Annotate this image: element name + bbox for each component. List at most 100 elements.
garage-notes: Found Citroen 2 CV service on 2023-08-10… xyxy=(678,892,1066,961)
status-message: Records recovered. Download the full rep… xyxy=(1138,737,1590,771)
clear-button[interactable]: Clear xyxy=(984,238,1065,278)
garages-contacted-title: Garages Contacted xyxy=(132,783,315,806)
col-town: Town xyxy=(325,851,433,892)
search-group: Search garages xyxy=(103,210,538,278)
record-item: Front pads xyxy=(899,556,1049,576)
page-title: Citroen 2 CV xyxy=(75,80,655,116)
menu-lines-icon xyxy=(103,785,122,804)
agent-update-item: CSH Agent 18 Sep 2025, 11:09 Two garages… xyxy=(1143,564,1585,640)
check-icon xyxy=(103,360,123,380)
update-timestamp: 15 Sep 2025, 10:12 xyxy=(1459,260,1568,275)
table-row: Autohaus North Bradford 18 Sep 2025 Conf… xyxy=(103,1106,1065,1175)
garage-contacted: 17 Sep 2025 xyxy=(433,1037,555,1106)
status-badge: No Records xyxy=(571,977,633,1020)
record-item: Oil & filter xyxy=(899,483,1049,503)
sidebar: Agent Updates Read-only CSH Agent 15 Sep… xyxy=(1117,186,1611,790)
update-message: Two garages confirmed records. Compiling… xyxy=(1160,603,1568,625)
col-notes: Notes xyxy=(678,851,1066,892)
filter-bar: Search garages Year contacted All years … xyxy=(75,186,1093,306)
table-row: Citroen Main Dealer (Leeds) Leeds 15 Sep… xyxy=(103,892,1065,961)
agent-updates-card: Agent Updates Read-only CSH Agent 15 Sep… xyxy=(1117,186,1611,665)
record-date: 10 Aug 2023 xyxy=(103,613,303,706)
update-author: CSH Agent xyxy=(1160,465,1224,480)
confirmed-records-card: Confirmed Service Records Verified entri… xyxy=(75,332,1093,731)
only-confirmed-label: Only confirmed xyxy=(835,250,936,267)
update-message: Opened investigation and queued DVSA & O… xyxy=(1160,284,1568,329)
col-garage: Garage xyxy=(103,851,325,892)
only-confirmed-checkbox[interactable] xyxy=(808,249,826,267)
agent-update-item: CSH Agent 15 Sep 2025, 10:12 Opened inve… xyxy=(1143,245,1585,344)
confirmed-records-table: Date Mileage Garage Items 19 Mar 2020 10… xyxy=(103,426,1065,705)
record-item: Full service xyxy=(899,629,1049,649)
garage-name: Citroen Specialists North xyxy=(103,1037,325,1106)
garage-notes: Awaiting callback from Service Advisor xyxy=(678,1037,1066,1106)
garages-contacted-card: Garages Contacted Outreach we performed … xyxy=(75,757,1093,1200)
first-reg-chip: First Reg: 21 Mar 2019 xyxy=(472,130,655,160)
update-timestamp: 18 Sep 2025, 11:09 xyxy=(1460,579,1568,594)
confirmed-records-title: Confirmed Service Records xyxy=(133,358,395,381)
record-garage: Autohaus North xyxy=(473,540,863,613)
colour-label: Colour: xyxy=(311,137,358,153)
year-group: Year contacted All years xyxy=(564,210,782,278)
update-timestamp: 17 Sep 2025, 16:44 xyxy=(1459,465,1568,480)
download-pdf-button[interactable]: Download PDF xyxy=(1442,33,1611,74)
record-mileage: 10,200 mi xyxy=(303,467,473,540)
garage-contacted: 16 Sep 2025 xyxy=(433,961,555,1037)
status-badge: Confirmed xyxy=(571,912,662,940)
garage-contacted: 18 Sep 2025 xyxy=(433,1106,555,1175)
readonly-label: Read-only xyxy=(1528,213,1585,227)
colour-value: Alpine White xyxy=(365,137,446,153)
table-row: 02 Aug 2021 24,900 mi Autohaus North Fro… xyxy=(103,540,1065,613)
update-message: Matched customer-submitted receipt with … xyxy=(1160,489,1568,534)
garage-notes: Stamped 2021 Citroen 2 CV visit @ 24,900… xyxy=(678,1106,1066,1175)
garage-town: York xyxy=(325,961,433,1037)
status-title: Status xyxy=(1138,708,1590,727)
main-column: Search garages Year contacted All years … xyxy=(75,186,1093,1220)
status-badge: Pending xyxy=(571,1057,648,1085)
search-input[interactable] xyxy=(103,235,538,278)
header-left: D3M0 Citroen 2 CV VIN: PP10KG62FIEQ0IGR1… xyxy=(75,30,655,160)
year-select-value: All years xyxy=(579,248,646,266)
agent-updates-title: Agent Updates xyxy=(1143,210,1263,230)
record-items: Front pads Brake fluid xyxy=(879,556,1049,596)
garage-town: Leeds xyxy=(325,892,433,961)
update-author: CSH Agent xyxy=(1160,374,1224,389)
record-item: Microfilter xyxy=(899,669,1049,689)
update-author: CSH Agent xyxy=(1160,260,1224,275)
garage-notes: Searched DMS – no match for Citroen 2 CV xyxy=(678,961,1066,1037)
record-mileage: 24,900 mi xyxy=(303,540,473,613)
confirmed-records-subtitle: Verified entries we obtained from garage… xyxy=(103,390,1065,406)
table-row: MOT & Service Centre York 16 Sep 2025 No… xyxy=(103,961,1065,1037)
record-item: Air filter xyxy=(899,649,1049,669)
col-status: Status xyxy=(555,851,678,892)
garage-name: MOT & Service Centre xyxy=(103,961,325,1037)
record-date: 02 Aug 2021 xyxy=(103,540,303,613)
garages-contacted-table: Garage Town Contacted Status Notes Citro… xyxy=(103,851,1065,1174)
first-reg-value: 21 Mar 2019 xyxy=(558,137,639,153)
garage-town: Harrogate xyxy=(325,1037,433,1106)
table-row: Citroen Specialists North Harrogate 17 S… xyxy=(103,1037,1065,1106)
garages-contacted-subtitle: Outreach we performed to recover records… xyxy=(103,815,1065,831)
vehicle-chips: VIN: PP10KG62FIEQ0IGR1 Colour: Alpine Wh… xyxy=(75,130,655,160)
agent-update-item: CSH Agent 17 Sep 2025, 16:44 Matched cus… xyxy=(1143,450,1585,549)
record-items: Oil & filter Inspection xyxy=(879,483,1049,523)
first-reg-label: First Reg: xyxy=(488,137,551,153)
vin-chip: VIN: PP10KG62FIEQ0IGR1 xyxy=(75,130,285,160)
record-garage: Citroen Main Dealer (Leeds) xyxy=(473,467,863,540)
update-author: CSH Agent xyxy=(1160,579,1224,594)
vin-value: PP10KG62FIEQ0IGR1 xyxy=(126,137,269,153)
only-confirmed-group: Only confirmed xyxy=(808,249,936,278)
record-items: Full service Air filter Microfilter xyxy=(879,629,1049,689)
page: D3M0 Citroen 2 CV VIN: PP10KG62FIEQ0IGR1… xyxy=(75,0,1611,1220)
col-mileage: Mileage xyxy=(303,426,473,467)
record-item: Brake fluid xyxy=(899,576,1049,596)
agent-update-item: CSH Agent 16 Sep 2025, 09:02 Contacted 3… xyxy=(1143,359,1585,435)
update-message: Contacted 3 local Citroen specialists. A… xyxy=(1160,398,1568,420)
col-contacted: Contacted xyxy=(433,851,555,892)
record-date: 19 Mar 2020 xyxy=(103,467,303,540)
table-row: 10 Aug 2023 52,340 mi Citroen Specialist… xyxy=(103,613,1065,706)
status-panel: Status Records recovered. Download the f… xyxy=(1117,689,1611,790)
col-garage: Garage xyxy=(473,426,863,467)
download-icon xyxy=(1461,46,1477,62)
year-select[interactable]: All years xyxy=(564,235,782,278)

_Problem statement_:
Please take everything from the start of the data down to the line containing "agent-update-item: CSH Agent 15", swap "Front pads" for "Rear pads", and give those lines back with nothing else changed.

_The result_:
Annotate this image: element name + bbox for each component. List at most 100 elements.
garage-notes: Found Citroen 2 CV service on 2023-08-10… xyxy=(678,892,1066,961)
status-message: Records recovered. Download the full rep… xyxy=(1138,737,1590,771)
clear-button[interactable]: Clear xyxy=(984,238,1065,278)
garages-contacted-title: Garages Contacted xyxy=(132,783,315,806)
col-town: Town xyxy=(325,851,433,892)
search-group: Search garages xyxy=(103,210,538,278)
record-item: Rear pads xyxy=(899,556,1049,576)
page-title: Citroen 2 CV xyxy=(75,80,655,116)
menu-lines-icon xyxy=(103,785,122,804)
agent-update-item: CSH Agent 18 Sep 2025, 11:09 Two garages… xyxy=(1143,564,1585,640)
check-icon xyxy=(103,360,123,380)
update-timestamp: 15 Sep 2025, 10:12 xyxy=(1459,260,1568,275)
table-row: Autohaus North Bradford 18 Sep 2025 Conf… xyxy=(103,1106,1065,1175)
garage-contacted: 17 Sep 2025 xyxy=(433,1037,555,1106)
status-badge: No Records xyxy=(571,977,633,1020)
record-item: Oil & filter xyxy=(899,483,1049,503)
sidebar: Agent Updates Read-only CSH Agent 15 Sep… xyxy=(1117,186,1611,790)
update-message: Two garages confirmed records. Compiling… xyxy=(1160,603,1568,625)
col-notes: Notes xyxy=(678,851,1066,892)
filter-bar: Search garages Year contacted All years … xyxy=(75,186,1093,306)
table-row: Citroen Main Dealer (Leeds) Leeds 15 Sep… xyxy=(103,892,1065,961)
agent-updates-card: Agent Updates Read-only CSH Agent 15 Sep… xyxy=(1117,186,1611,665)
record-date: 10 Aug 2023 xyxy=(103,613,303,706)
update-author: CSH Agent xyxy=(1160,465,1224,480)
confirmed-records-card: Confirmed Service Records Verified entri… xyxy=(75,332,1093,731)
only-confirmed-label: Only confirmed xyxy=(835,250,936,267)
update-message: Opened investigation and queued DVSA & O… xyxy=(1160,284,1568,329)
col-garage: Garage xyxy=(103,851,325,892)
only-confirmed-checkbox[interactable] xyxy=(808,249,826,267)
agent-update-item: CSH Agent 15 Sep 2025, 10:12 Opened inve… xyxy=(1143,245,1585,344)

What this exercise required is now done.